Instructions to follow >> Exclude images, then output the remaining data verbatim.

Collected data entries >>
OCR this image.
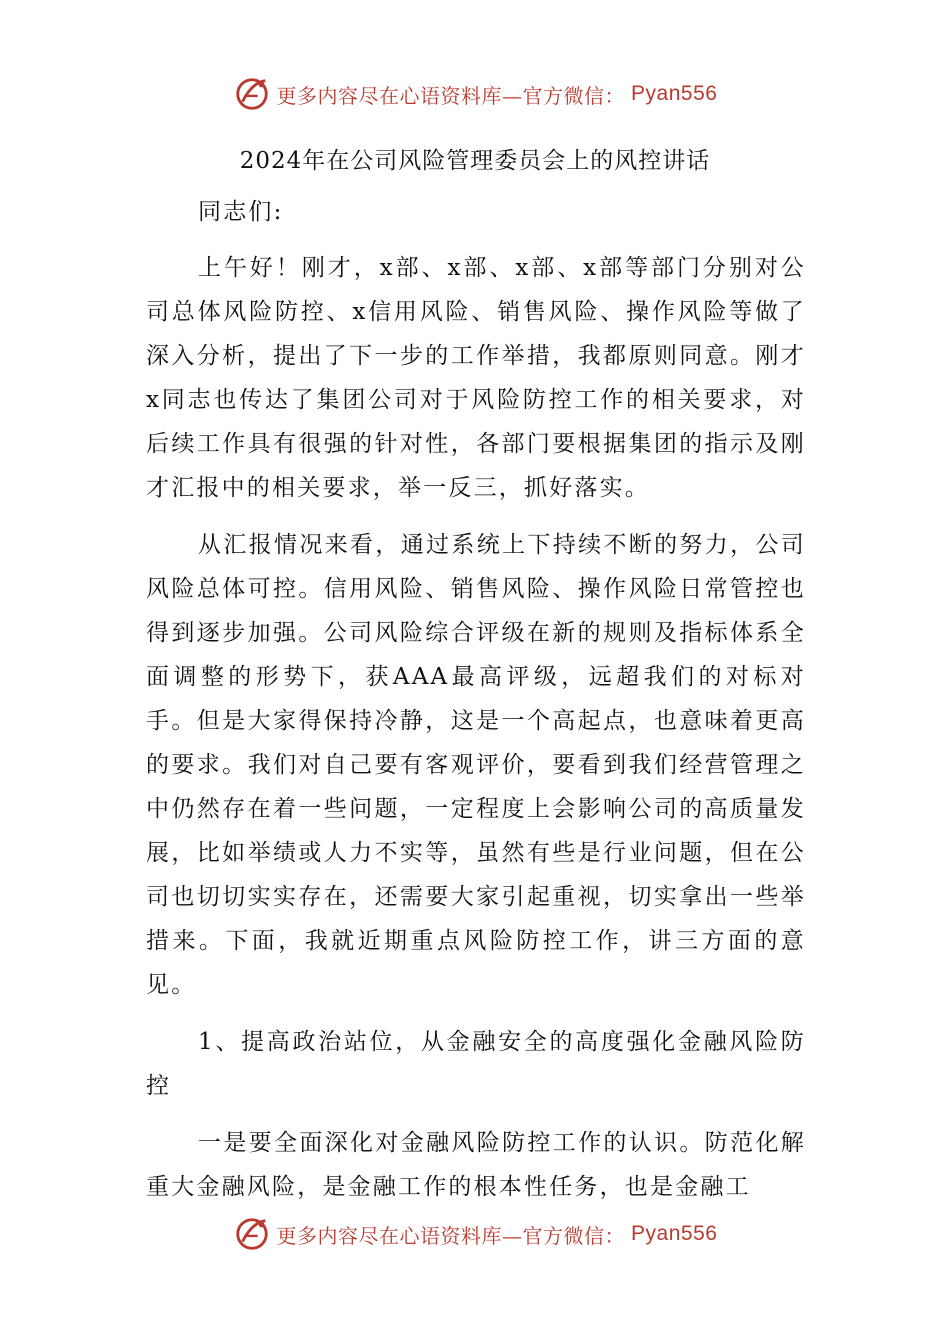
更多内容尽在心语资料库—官方微信： Pyan556
2024年在公司风险管理委员会上的风控讲话

同志们:

上午好！刚才，x部、x部、x部、x部等部门分别对公司总体风险防控、x信用风险、销售风险、操作风险等做了深入分析，提出了下一步的工作举措，我都原则同意。刚才x同志也传达了集团公司对于风险防控工作的相关要求，对后续工作具有很强的针对性，各部门要根据集团的指示及刚才汇报中的相关要求，举一反三，抓好落实。

从汇报情况来看，通过系统上下持续不断的努力，公司风险总体可控。信用风险、销售风险、操作风险日常管控也得到逐步加强。公司风险综合评级在新的规则及指标体系全面调整的形势下，获AAA最高评级，远超我们的对标对手。但是大家得保持冷静，这是一个高起点，也意味着更高的要求。我们对自己要有客观评价，要看到我们经营管理之中仍然存在着一些问题，一定程度上会影响公司的高质量发展，比如举绩或人力不实等，虽然有些是行业问题，但在公司也切切实实存在，还需要大家引起重视，切实拿出一些举措来。下面，我就近期重点风险防控工作，讲三方面的意见。

1、提高政治站位，从金融安全的高度强化金融风险防控

一是要全面深化对金融风险防控工作的认识。防范化解重大金融风险，是金融工作的根本性任务，也是金融工

更多内容尽在心语资料库—官方微信： Pyan556
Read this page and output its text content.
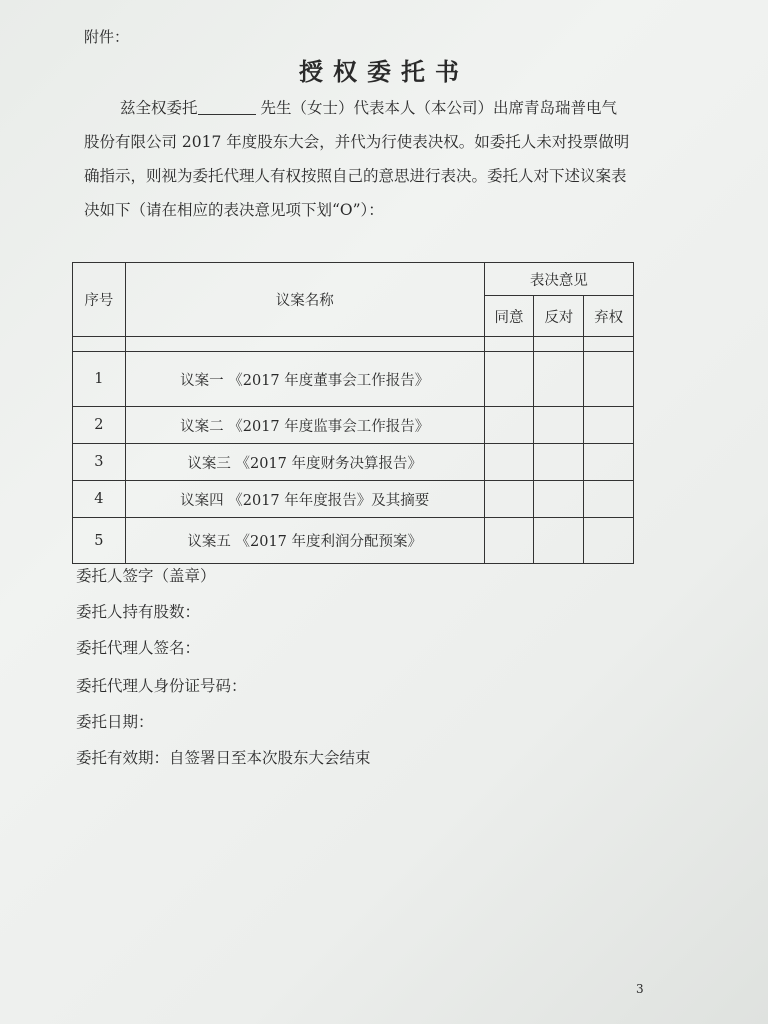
附件：
授权委托书
兹全权委托	先生（女士）代表本人（本公司）出席青岛瑞普电气
股份有限公司 2017 年度股东大会，并代为行使表决权。如委托人未对投票做明
确指示，则视为委托代理人有权按照自己的意思进行表决。委托人对下述议案表
决如下（请在相应的表决意见项下划“O”）：
序号	议案名称	表决意见		
		同意	反对	弃权

1	议案一 《2017 年度董事会工作报告》			
2	议案二 《2017 年度监事会工作报告》			
3	议案三 《2017 年度财务决算报告》			
4	议案四 《2017 年年度报告》及其摘要			
5	议案五 《2017 年度利润分配预案》			
委托人签字（盖章）
委托人持有股数：
委托代理人签名：
委托代理人身份证号码：
委托日期：
委托有效期：自签署日至本次股东大会结束
3
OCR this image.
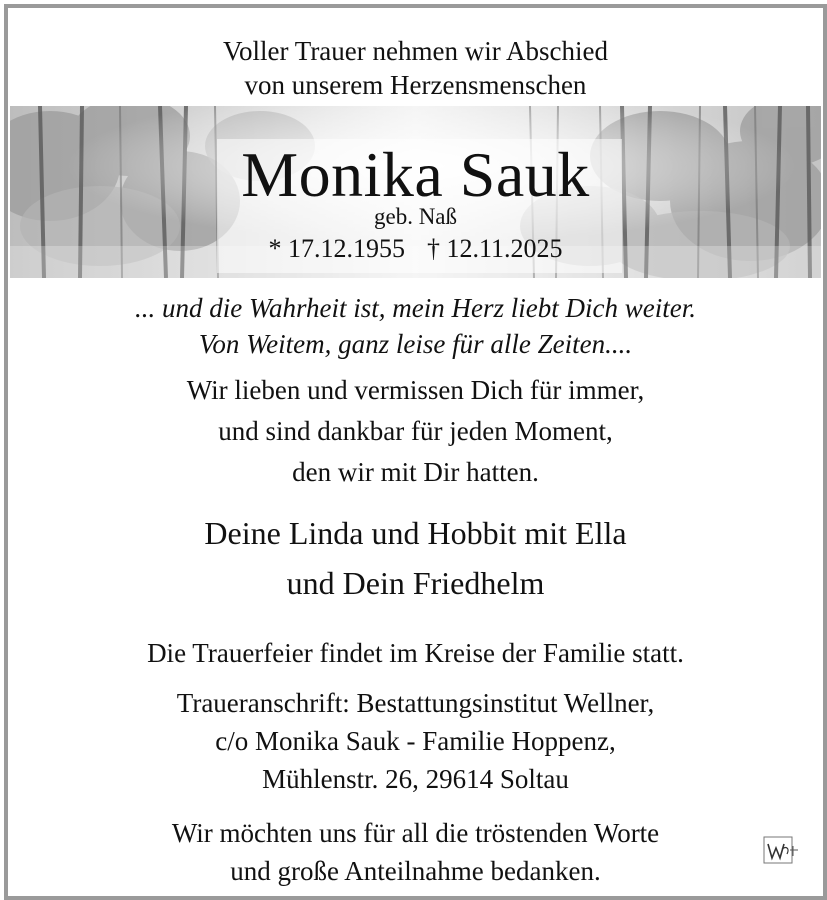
Voller Trauer nehmen wir Abschied
von unserem Herzensmenschen
Monika Sauk
geb. Naß
* 17.12.1955 † 12.11.2025
... und die Wahrheit ist, mein Herz liebt Dich weiter.
Von Weitem, ganz leise für alle Zeiten....
Wir lieben und vermissen Dich für immer,
und sind dankbar für jeden Moment,
den wir mit Dir hatten.
Deine Linda und Hobbit mit Ella
und Dein Friedhelm
Die Trauerfeier findet im Kreise der Familie statt.
Traueranschrift: Bestattungsinstitut Wellner,
c/o Monika Sauk - Familie Hoppenz,
Mühlenstr. 26, 29614 Soltau
Wir möchten uns für all die tröstenden Worte
und große Anteilnahme bedanken.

Response to the exercise >>
OCR this image.
更多内容尽在心语资料库—官方微信： Pyan556
2024年在公司风险管理委员会上的风控讲话

同志们:

上午好！刚才，x部、x部、x部、x部等部门分别对公司总体风险防控、x信用风险、销售风险、操作风险等做了深入分析，提出了下一步的工作举措，我都原则同意。刚才x同志也传达了集团公司对于风险防控工作的相关要求，对后续工作具有很强的针对性，各部门要根据集团的指示及刚才汇报中的相关要求，举一反三，抓好落实。

从汇报情况来看，通过系统上下持续不断的努力，公司风险总体可控。信用风险、销售风险、操作风险日常管控也得到逐步加强。公司风险综合评级在新的规则及指标体系全面调整的形势下，获AAA最高评级，远超我们的对标对手。但是大家得保持冷静，这是一个高起点，也意味着更高的要求。我们对自己要有客观评价，要看到我们经营管理之中仍然存在着一些问题，一定程度上会影响公司的高质量发展，比如举绩或人力不实等，虽然有些是行业问题，但在公司也切切实实存在，还需要大家引起重视，切实拿出一些举措来。下面，我就近期重点风险防控工作，讲三方面的意见。

1、提高政治站位，从金融安全的高度强化金融风险防控

一是要全面深化对金融风险防控工作的认识。防范化解重大金融风险，是金融工作的根本性任务，也是金融工

更多内容尽在心语资料库—官方微信： Pyan556
Read this page and output its text content.
附件：
授权委托书
兹全权委托	先生（女士）代表本人（本公司）出席青岛瑞普电气
股份有限公司 2017 年度股东大会，并代为行使表决权。如委托人未对投票做明
确指示，则视为委托代理人有权按照自己的意思进行表决。委托人对下述议案表
决如下（请在相应的表决意见项下划“O”）：
序号	议案名称	表决意见		
		同意	反对	弃权

1	议案一 《2017 年度董事会工作报告》			
2	议案二 《2017 年度监事会工作报告》			
3	议案三 《2017 年度财务决算报告》			
4	议案四 《2017 年年度报告》及其摘要			
5	议案五 《2017 年度利润分配预案》			
委托人签字（盖章）
委托人持有股数：
委托代理人签名：
委托代理人身份证号码：
委托日期：
委托有效期：自签署日至本次股东大会结束
3
OCR this image.
Voller Trauer nehmen wir Abschied
von unserem Herzensmenschen
Monika Sauk
geb. Naß
* 17.12.1955 † 12.11.2025
... und die Wahrheit ist, mein Herz liebt Dich weiter.
Von Weitem, ganz leise für alle Zeiten....
Wir lieben und vermissen Dich für immer,
und sind dankbar für jeden Moment,
den wir mit Dir hatten.
Deine Linda und Hobbit mit Ella
und Dein Friedhelm
Die Trauerfeier findet im Kreise der Familie statt.
Traueranschrift: Bestattungsinstitut Wellner,
c/o Monika Sauk - Familie Hoppenz,
Mühlenstr. 26, 29614 Soltau
Wir möchten uns für all die tröstenden Worte
und große Anteilnahme bedanken.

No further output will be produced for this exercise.